• **STATED GOAL**
Copy verbatim the block of lines in the entries below whose first line contains "Give me the JSON data" and whose last line contains "Enumerate this screenshot's". Leave out all other lines.

___ RECORD LIST ___

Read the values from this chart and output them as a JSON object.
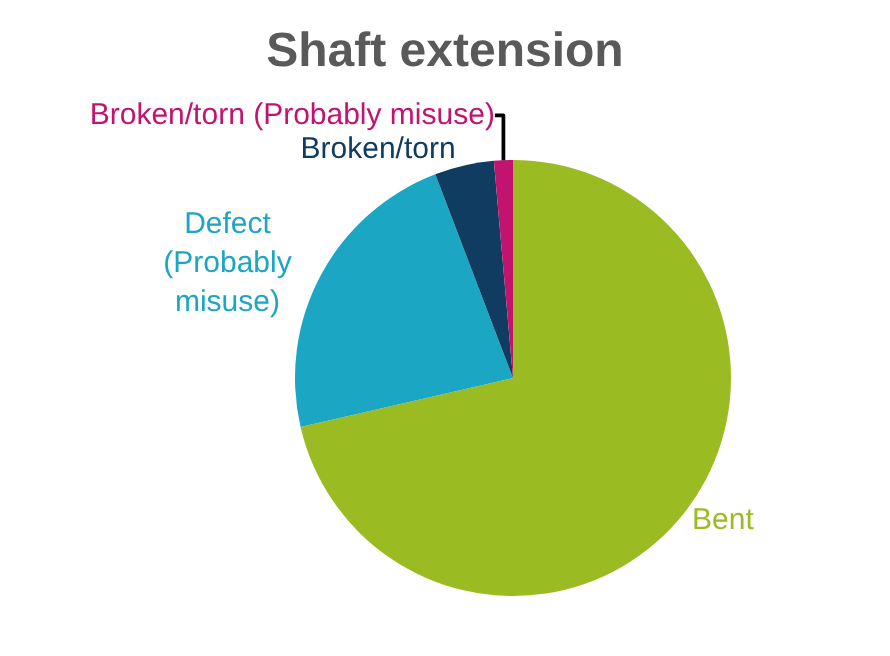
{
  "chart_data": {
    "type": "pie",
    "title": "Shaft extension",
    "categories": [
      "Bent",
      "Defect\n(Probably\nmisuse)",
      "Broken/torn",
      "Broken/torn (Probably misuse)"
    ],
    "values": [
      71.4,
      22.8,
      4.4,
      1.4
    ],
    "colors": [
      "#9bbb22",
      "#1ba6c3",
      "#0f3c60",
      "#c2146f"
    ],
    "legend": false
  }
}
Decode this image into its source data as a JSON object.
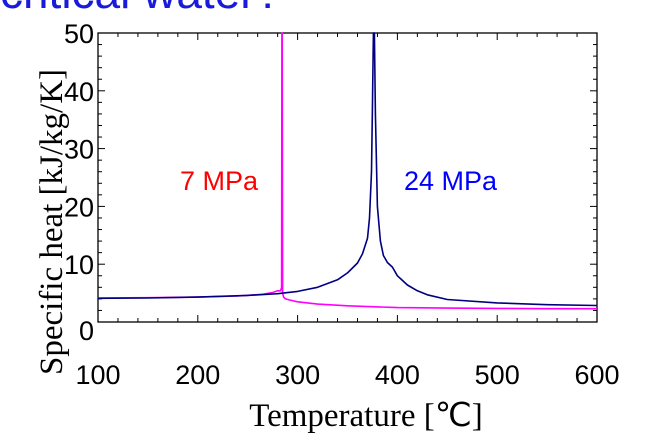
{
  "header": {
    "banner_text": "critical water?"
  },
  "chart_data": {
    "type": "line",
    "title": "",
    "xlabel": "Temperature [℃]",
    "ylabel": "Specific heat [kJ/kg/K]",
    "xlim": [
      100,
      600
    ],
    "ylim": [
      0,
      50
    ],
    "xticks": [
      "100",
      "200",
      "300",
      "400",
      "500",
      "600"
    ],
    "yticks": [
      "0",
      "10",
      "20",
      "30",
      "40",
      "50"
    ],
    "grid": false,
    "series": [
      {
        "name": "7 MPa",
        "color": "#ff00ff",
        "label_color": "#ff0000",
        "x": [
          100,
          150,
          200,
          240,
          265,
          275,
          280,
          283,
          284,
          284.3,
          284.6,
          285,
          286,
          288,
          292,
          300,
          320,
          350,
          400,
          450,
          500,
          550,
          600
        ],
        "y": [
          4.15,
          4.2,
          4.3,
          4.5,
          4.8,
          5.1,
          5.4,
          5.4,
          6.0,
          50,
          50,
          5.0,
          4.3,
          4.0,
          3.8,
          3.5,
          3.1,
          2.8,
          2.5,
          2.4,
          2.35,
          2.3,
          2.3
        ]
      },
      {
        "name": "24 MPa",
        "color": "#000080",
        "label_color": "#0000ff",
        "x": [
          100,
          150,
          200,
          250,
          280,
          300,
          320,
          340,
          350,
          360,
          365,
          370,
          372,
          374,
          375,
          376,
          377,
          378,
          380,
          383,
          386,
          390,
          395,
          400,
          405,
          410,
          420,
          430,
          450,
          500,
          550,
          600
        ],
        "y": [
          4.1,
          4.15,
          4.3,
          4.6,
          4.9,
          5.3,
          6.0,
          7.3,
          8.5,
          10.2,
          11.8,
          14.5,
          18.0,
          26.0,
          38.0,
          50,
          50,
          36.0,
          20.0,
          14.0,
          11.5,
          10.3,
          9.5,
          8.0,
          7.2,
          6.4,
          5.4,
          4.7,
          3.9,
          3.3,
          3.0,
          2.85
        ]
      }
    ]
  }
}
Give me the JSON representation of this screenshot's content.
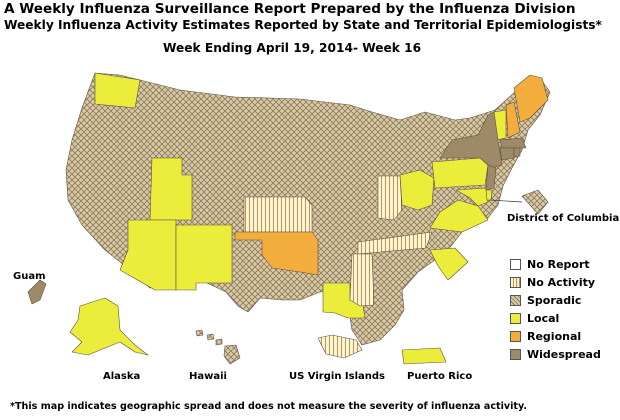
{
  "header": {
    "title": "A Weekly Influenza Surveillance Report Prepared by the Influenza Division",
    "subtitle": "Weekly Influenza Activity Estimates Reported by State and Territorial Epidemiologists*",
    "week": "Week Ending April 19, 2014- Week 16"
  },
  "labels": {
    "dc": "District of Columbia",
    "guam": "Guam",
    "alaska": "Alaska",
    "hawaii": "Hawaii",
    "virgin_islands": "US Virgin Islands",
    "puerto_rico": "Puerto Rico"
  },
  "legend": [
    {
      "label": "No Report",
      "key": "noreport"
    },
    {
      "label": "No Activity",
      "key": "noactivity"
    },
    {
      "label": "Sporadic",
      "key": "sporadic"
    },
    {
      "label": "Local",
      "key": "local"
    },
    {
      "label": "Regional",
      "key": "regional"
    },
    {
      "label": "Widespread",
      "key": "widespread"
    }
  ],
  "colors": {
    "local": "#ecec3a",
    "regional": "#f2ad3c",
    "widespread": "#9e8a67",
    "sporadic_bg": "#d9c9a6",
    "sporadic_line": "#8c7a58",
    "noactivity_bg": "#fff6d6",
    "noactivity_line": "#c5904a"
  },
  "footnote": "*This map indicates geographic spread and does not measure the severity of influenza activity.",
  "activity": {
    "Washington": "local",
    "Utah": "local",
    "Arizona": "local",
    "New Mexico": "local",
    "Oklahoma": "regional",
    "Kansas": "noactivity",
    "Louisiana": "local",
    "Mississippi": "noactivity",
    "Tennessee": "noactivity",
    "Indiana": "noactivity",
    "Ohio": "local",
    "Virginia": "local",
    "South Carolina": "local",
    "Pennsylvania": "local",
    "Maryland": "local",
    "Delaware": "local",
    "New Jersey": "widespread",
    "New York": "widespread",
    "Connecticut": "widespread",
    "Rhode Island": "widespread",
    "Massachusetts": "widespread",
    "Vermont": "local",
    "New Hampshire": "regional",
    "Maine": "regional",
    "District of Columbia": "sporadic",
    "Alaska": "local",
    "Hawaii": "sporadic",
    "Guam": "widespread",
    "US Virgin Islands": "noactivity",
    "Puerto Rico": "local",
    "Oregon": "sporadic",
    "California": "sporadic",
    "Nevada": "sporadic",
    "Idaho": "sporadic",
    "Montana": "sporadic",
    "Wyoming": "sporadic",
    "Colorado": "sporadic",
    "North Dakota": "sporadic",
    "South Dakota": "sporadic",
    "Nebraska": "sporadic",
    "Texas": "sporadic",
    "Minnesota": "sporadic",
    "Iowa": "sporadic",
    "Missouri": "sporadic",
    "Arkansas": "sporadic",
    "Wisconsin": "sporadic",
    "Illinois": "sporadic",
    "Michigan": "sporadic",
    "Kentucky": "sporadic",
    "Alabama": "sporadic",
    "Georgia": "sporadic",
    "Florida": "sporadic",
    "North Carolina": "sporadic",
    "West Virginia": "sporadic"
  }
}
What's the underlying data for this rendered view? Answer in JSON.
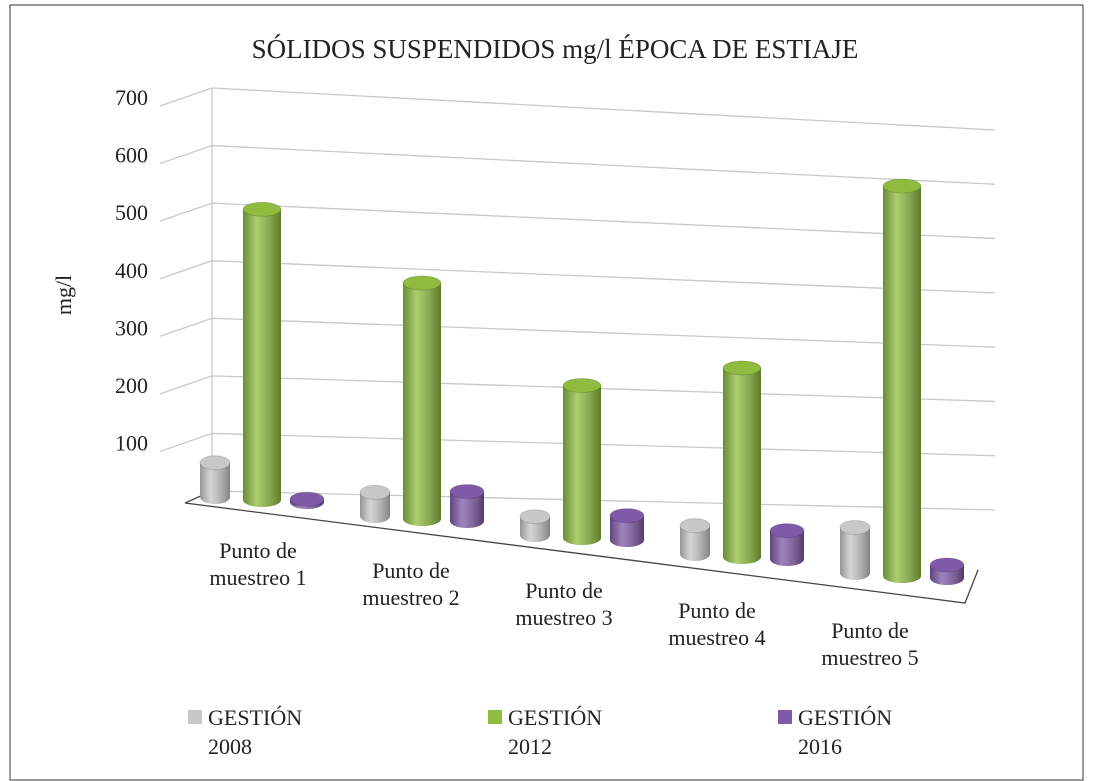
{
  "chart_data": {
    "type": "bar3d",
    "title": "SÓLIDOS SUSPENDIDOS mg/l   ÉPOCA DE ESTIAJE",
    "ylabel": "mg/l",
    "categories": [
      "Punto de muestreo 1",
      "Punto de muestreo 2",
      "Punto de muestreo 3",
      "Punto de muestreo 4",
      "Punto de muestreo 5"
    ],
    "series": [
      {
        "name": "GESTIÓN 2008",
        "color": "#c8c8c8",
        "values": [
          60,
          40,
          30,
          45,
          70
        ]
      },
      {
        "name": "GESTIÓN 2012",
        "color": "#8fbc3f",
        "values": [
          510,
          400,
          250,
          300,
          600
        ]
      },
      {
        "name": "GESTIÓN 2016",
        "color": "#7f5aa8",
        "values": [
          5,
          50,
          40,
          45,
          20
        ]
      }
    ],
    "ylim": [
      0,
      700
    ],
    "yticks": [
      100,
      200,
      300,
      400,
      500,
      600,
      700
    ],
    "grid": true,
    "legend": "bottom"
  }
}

___
___ RECORD LIST ___

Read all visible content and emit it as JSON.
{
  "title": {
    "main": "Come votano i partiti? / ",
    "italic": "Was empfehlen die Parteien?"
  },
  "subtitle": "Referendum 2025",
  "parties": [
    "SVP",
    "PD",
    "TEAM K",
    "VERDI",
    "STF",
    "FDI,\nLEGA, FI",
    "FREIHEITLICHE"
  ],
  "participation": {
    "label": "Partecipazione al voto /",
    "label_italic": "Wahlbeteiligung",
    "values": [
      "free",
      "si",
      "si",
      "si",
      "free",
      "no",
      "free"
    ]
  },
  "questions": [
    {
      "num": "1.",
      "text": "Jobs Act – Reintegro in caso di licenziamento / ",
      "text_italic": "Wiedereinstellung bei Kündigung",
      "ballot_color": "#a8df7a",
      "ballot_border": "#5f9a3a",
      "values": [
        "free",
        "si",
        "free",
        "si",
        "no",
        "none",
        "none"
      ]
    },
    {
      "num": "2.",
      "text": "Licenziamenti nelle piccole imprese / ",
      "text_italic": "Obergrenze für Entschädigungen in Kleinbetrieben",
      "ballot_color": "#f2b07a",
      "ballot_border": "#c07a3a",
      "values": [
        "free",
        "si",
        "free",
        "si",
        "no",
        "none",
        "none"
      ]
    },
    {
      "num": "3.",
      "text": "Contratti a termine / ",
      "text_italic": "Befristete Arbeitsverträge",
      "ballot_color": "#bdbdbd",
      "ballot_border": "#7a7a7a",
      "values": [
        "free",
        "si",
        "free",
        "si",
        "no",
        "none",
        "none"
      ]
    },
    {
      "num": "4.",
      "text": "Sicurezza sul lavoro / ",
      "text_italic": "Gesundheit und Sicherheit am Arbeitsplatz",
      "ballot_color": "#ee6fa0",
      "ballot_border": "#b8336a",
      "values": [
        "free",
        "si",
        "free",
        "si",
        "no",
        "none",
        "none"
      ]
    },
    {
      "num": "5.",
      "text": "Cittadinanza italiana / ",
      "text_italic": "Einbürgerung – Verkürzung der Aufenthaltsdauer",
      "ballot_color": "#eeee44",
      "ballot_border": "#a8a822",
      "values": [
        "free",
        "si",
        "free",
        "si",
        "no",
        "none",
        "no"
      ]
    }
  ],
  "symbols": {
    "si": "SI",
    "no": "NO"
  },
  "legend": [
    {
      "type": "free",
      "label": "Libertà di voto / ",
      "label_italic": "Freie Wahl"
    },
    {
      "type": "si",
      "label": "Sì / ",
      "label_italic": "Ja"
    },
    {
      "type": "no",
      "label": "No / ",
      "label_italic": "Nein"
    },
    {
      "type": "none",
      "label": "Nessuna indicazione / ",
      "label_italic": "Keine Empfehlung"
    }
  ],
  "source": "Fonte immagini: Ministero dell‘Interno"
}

___
___ RECORD LIST ___

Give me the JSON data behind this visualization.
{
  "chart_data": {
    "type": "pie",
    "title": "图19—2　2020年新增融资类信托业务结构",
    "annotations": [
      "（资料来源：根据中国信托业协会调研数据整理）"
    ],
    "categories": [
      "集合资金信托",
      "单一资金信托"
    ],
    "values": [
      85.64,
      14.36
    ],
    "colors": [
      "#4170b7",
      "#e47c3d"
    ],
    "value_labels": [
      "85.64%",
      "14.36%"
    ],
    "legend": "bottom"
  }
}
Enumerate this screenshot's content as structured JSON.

___

• **WRITTEN SOLUTION**
Give me the JSON data behind this visualization.
{
  "chart_data": {
    "type": "pie",
    "title": "图19—2　2020年新增融资类信托业务结构",
    "annotations": [
      "（资料来源：根据中国信托业协会调研数据整理）"
    ],
    "categories": [
      "集合资金信托",
      "单一资金信托"
    ],
    "values": [
      85.64,
      14.36
    ],
    "colors": [
      "#4170b7",
      "#e47c3d"
    ],
    "value_labels": [
      "85.64%",
      "14.36%"
    ],
    "legend": "bottom"
  }
}
Enumerate this screenshot's content as structured JSON.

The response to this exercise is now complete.